Copy the data exactly as it appears, and do not include any pictures.

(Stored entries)
* begin *

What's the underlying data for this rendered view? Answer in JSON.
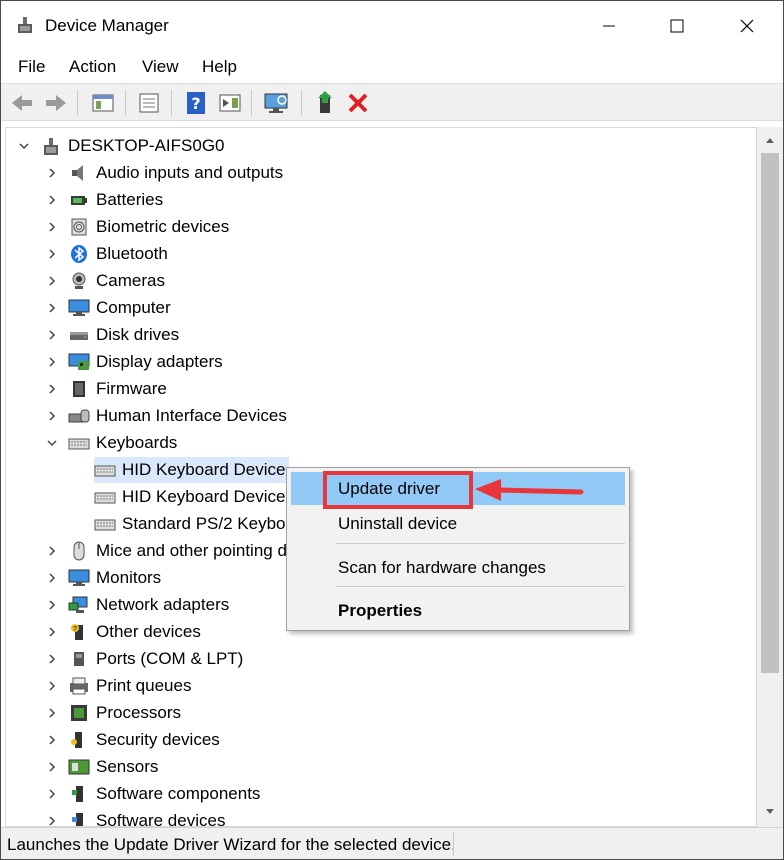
{
  "window": {
    "title": "Device Manager"
  },
  "menu": [
    "File",
    "Action",
    "View",
    "Help"
  ],
  "toolbar": {
    "buttons": [
      "back-icon",
      "forward-icon",
      "show-hide-console-tree-icon",
      "properties-icon",
      "help-icon",
      "action-pane-icon",
      "scan-hardware-icon",
      "update-driver-icon",
      "uninstall-icon"
    ]
  },
  "tree": {
    "root": "DESKTOP-AIFS0G0",
    "categories": [
      {
        "label": "Audio inputs and outputs",
        "icon": "speaker-icon"
      },
      {
        "label": "Batteries",
        "icon": "battery-icon"
      },
      {
        "label": "Biometric devices",
        "icon": "fingerprint-icon"
      },
      {
        "label": "Bluetooth",
        "icon": "bluetooth-icon"
      },
      {
        "label": "Cameras",
        "icon": "camera-icon"
      },
      {
        "label": "Computer",
        "icon": "monitor-icon"
      },
      {
        "label": "Disk drives",
        "icon": "disk-drive-icon"
      },
      {
        "label": "Display adapters",
        "icon": "display-adapter-icon"
      },
      {
        "label": "Firmware",
        "icon": "chip-icon"
      },
      {
        "label": "Human Interface Devices",
        "icon": "hid-icon"
      },
      {
        "label": "Keyboards",
        "icon": "keyboard-icon",
        "expanded": true,
        "children": [
          "HID Keyboard Device",
          "HID Keyboard Device",
          "Standard PS/2 Keyboard"
        ]
      },
      {
        "label": "Mice and other pointing devices",
        "icon": "mouse-icon"
      },
      {
        "label": "Monitors",
        "icon": "monitor-icon"
      },
      {
        "label": "Network adapters",
        "icon": "network-icon"
      },
      {
        "label": "Other devices",
        "icon": "unknown-device-icon"
      },
      {
        "label": "Ports (COM & LPT)",
        "icon": "port-icon"
      },
      {
        "label": "Print queues",
        "icon": "printer-icon"
      },
      {
        "label": "Processors",
        "icon": "processor-icon"
      },
      {
        "label": "Security devices",
        "icon": "security-device-icon"
      },
      {
        "label": "Sensors",
        "icon": "sensor-icon"
      },
      {
        "label": "Software components",
        "icon": "software-component-icon"
      },
      {
        "label": "Software devices",
        "icon": "software-device-icon"
      }
    ]
  },
  "context_menu": {
    "items": [
      {
        "label": "Update driver",
        "highlighted": true
      },
      {
        "label": "Uninstall device"
      },
      {
        "label": "Scan for hardware changes"
      },
      {
        "label": "Properties",
        "bold": true
      }
    ]
  },
  "status": {
    "text": "Launches the Update Driver Wizard for the selected device."
  },
  "colors": {
    "highlight": "#91c9f7",
    "selection": "#d9e8fb",
    "annotation": "#e8363a"
  }
}
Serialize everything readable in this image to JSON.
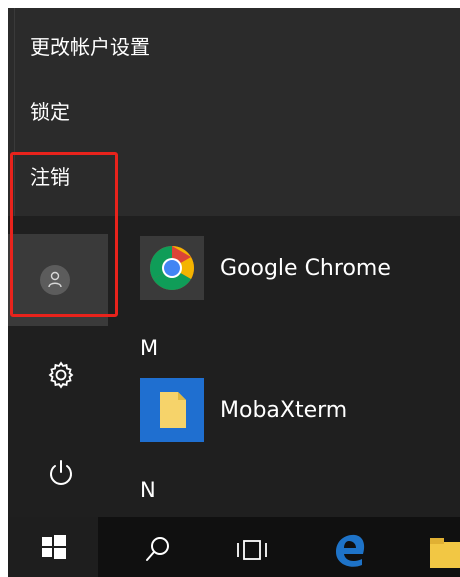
{
  "account_menu": {
    "items": [
      {
        "label": "更改帐户设置"
      },
      {
        "label": "锁定"
      },
      {
        "label": "注销"
      }
    ]
  },
  "left_rail": {
    "user_icon": "user-avatar-icon",
    "settings_icon": "gear-icon",
    "power_icon": "power-icon"
  },
  "app_list": {
    "items": [
      {
        "name": "Google Chrome",
        "icon": "chrome-icon"
      },
      {
        "header": "M"
      },
      {
        "name": "MobaXterm",
        "icon": "mobaxterm-icon"
      },
      {
        "header": "N"
      }
    ]
  },
  "taskbar": {
    "icons": [
      "windows-start-icon",
      "search-icon",
      "task-view-icon",
      "edge-icon",
      "file-explorer-icon"
    ]
  },
  "colors": {
    "highlight": "#e8231c",
    "menu_bg": "#2b2b2b",
    "start_bg": "#1f1f1f",
    "taskbar_bg": "#101010",
    "edge_blue": "#1e73c8"
  }
}
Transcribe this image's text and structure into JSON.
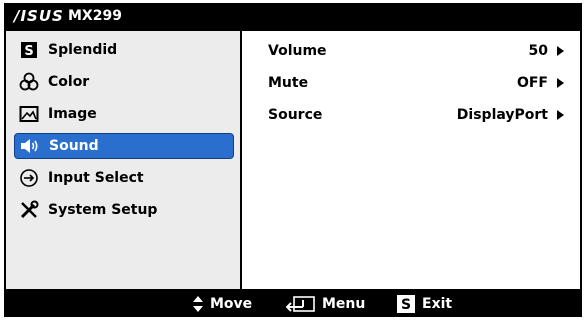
{
  "window": {
    "brand": "/ISUS",
    "model": "MX299"
  },
  "sidebar": {
    "items": [
      {
        "label": "Splendid",
        "icon": "splendid-s-icon"
      },
      {
        "label": "Color",
        "icon": "color-circles-icon"
      },
      {
        "label": "Image",
        "icon": "image-icon"
      },
      {
        "label": "Sound",
        "icon": "speaker-icon",
        "active": true
      },
      {
        "label": "Input Select",
        "icon": "input-arrow-icon"
      },
      {
        "label": "System Setup",
        "icon": "tools-icon"
      }
    ]
  },
  "settings": {
    "rows": [
      {
        "label": "Volume",
        "value": "50"
      },
      {
        "label": "Mute",
        "value": "OFF"
      },
      {
        "label": "Source",
        "value": "DisplayPort"
      }
    ]
  },
  "footer": {
    "move": "Move",
    "menu": "Menu",
    "exit": "Exit"
  },
  "colors": {
    "active": "#2a6fce",
    "sidebar_bg": "#ececec",
    "frame": "#000000"
  }
}
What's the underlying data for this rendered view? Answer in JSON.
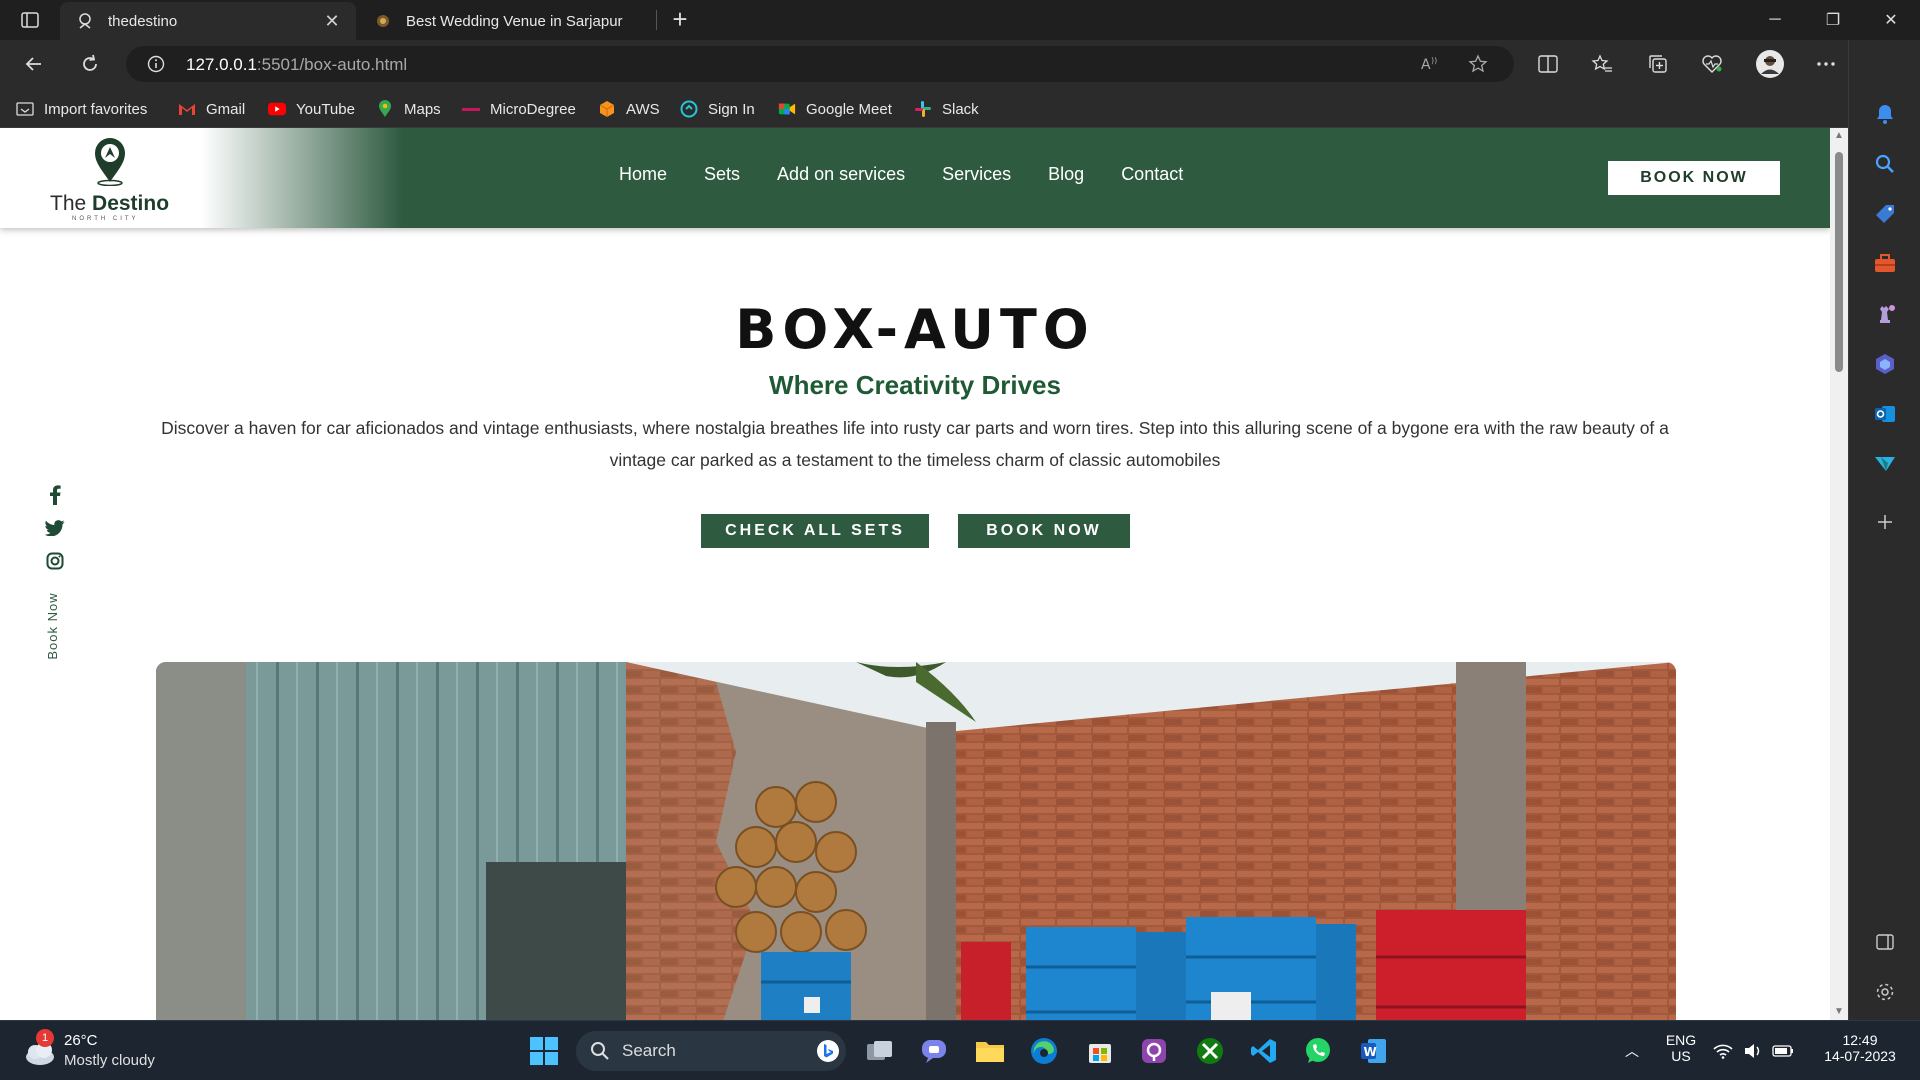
{
  "browser": {
    "tabs": [
      {
        "title": "thedestino",
        "active": true
      },
      {
        "title": "Best Wedding Venue in Sarjapur",
        "active": false
      }
    ],
    "url_host": "127.0.0.1",
    "url_path": ":5501/box-auto.html",
    "bookmarks": [
      "Import favorites",
      "Gmail",
      "YouTube",
      "Maps",
      "MicroDegree",
      "AWS",
      "Sign In",
      "Google Meet",
      "Slack"
    ]
  },
  "site": {
    "logo_the": "The ",
    "logo_destino": "Destino",
    "logo_sub": "NORTH CITY",
    "nav": [
      "Home",
      "Sets",
      "Add on services",
      "Services",
      "Blog",
      "Contact"
    ],
    "nav_book": "BOOK NOW",
    "side_book": "Book Now",
    "title": "BOX-AUTO",
    "subtitle": "Where Creativity Drives",
    "description": "Discover a haven for car aficionados and vintage enthusiasts, where nostalgia breathes life into rusty car parts and worn tires. Step into this alluring scene of a bygone era with the raw beauty of a vintage car parked as a testament to the timeless charm of classic automobiles",
    "btn_sets": "CHECK ALL SETS",
    "btn_book": "BOOK NOW",
    "accent": "#2e5a40"
  },
  "taskbar": {
    "temp": "26°C",
    "condition": "Mostly cloudy",
    "badge": "1",
    "search": "Search",
    "lang1": "ENG",
    "lang2": "US",
    "time": "12:49",
    "date": "14-07-2023"
  }
}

* end *

__Reply__
What's the underlying data for this rendered view? Answer in JSON.
{
  "window": {
    "title": "Device Manager"
  },
  "menu": [
    "File",
    "Action",
    "View",
    "Help"
  ],
  "toolbar": {
    "buttons": [
      "back-icon",
      "forward-icon",
      "show-hide-console-tree-icon",
      "properties-icon",
      "help-icon",
      "action-pane-icon",
      "scan-hardware-icon",
      "update-driver-icon",
      "uninstall-icon"
    ]
  },
  "tree": {
    "root": "DESKTOP-AIFS0G0",
    "categories": [
      {
        "label": "Audio inputs and outputs",
        "icon": "speaker-icon"
      },
      {
        "label": "Batteries",
        "icon": "battery-icon"
      },
      {
        "label": "Biometric devices",
        "icon": "fingerprint-icon"
      },
      {
        "label": "Bluetooth",
        "icon": "bluetooth-icon"
      },
      {
        "label": "Cameras",
        "icon": "camera-icon"
      },
      {
        "label": "Computer",
        "icon": "monitor-icon"
      },
      {
        "label": "Disk drives",
        "icon": "disk-drive-icon"
      },
      {
        "label": "Display adapters",
        "icon": "display-adapter-icon"
      },
      {
        "label": "Firmware",
        "icon": "chip-icon"
      },
      {
        "label": "Human Interface Devices",
        "icon": "hid-icon"
      },
      {
        "label": "Keyboards",
        "icon": "keyboard-icon",
        "expanded": true,
        "children": [
          "HID Keyboard Device",
          "HID Keyboard Device",
          "Standard PS/2 Keyboard"
        ]
      },
      {
        "label": "Mice and other pointing devices",
        "icon": "mouse-icon"
      },
      {
        "label": "Monitors",
        "icon": "monitor-icon"
      },
      {
        "label": "Network adapters",
        "icon": "network-icon"
      },
      {
        "label": "Other devices",
        "icon": "unknown-device-icon"
      },
      {
        "label": "Ports (COM & LPT)",
        "icon": "port-icon"
      },
      {
        "label": "Print queues",
        "icon": "printer-icon"
      },
      {
        "label": "Processors",
        "icon": "processor-icon"
      },
      {
        "label": "Security devices",
        "icon": "security-device-icon"
      },
      {
        "label": "Sensors",
        "icon": "sensor-icon"
      },
      {
        "label": "Software components",
        "icon": "software-component-icon"
      },
      {
        "label": "Software devices",
        "icon": "software-device-icon"
      }
    ]
  },
  "context_menu": {
    "items": [
      {
        "label": "Update driver",
        "highlighted": true
      },
      {
        "label": "Uninstall device"
      },
      {
        "label": "Scan for hardware changes"
      },
      {
        "label": "Properties",
        "bold": true
      }
    ]
  },
  "status": {
    "text": "Launches the Update Driver Wizard for the selected device."
  },
  "colors": {
    "highlight": "#91c9f7",
    "selection": "#d9e8fb",
    "annotation": "#e8363a"
  }
}
Serialize everything readable in this image to JSON.
{
  "account_menu": {
    "items": [
      {
        "label": "更改帐户设置"
      },
      {
        "label": "锁定"
      },
      {
        "label": "注销"
      }
    ]
  },
  "left_rail": {
    "user_icon": "user-avatar-icon",
    "settings_icon": "gear-icon",
    "power_icon": "power-icon"
  },
  "app_list": {
    "items": [
      {
        "name": "Google Chrome",
        "icon": "chrome-icon"
      },
      {
        "header": "M"
      },
      {
        "name": "MobaXterm",
        "icon": "mobaxterm-icon"
      },
      {
        "header": "N"
      }
    ]
  },
  "taskbar": {
    "icons": [
      "windows-start-icon",
      "search-icon",
      "task-view-icon",
      "edge-icon",
      "file-explorer-icon"
    ]
  },
  "colors": {
    "highlight": "#e8231c",
    "menu_bg": "#2b2b2b",
    "start_bg": "#1f1f1f",
    "taskbar_bg": "#101010",
    "edge_blue": "#1e73c8"
  }
}
Transcribe this image's text and structure into JSON.
{
  "window": {
    "brand": "/ISUS",
    "model": "MX299"
  },
  "sidebar": {
    "items": [
      {
        "label": "Splendid",
        "icon": "splendid-s-icon"
      },
      {
        "label": "Color",
        "icon": "color-circles-icon"
      },
      {
        "label": "Image",
        "icon": "image-icon"
      },
      {
        "label": "Sound",
        "icon": "speaker-icon",
        "active": true
      },
      {
        "label": "Input Select",
        "icon": "input-arrow-icon"
      },
      {
        "label": "System Setup",
        "icon": "tools-icon"
      }
    ]
  },
  "settings": {
    "rows": [
      {
        "label": "Volume",
        "value": "50"
      },
      {
        "label": "Mute",
        "value": "OFF"
      },
      {
        "label": "Source",
        "value": "DisplayPort"
      }
    ]
  },
  "footer": {
    "move": "Move",
    "menu": "Menu",
    "exit": "Exit"
  },
  "colors": {
    "active": "#2a6fce",
    "sidebar_bg": "#ececec",
    "frame": "#000000"
  }
}
What's the underlying data for this rendered view? Answer in JSON.
{
  "browser": {
    "tabs": [
      {
        "title": "thedestino",
        "active": true
      },
      {
        "title": "Best Wedding Venue in Sarjapur",
        "active": false
      }
    ],
    "url_host": "127.0.0.1",
    "url_path": ":5501/box-auto.html",
    "bookmarks": [
      "Import favorites",
      "Gmail",
      "YouTube",
      "Maps",
      "MicroDegree",
      "AWS",
      "Sign In",
      "Google Meet",
      "Slack"
    ]
  },
  "site": {
    "logo_the": "The ",
    "logo_destino": "Destino",
    "logo_sub": "NORTH CITY",
    "nav": [
      "Home",
      "Sets",
      "Add on services",
      "Services",
      "Blog",
      "Contact"
    ],
    "nav_book": "BOOK NOW",
    "side_book": "Book Now",
    "title": "BOX-AUTO",
    "subtitle": "Where Creativity Drives",
    "description": "Discover a haven for car aficionados and vintage enthusiasts, where nostalgia breathes life into rusty car parts and worn tires. Step into this alluring scene of a bygone era with the raw beauty of a vintage car parked as a testament to the timeless charm of classic automobiles",
    "btn_sets": "CHECK ALL SETS",
    "btn_book": "BOOK NOW",
    "accent": "#2e5a40"
  },
  "taskbar": {
    "temp": "26°C",
    "condition": "Mostly cloudy",
    "badge": "1",
    "search": "Search",
    "lang1": "ENG",
    "lang2": "US",
    "time": "12:49",
    "date": "14-07-2023"
  }
}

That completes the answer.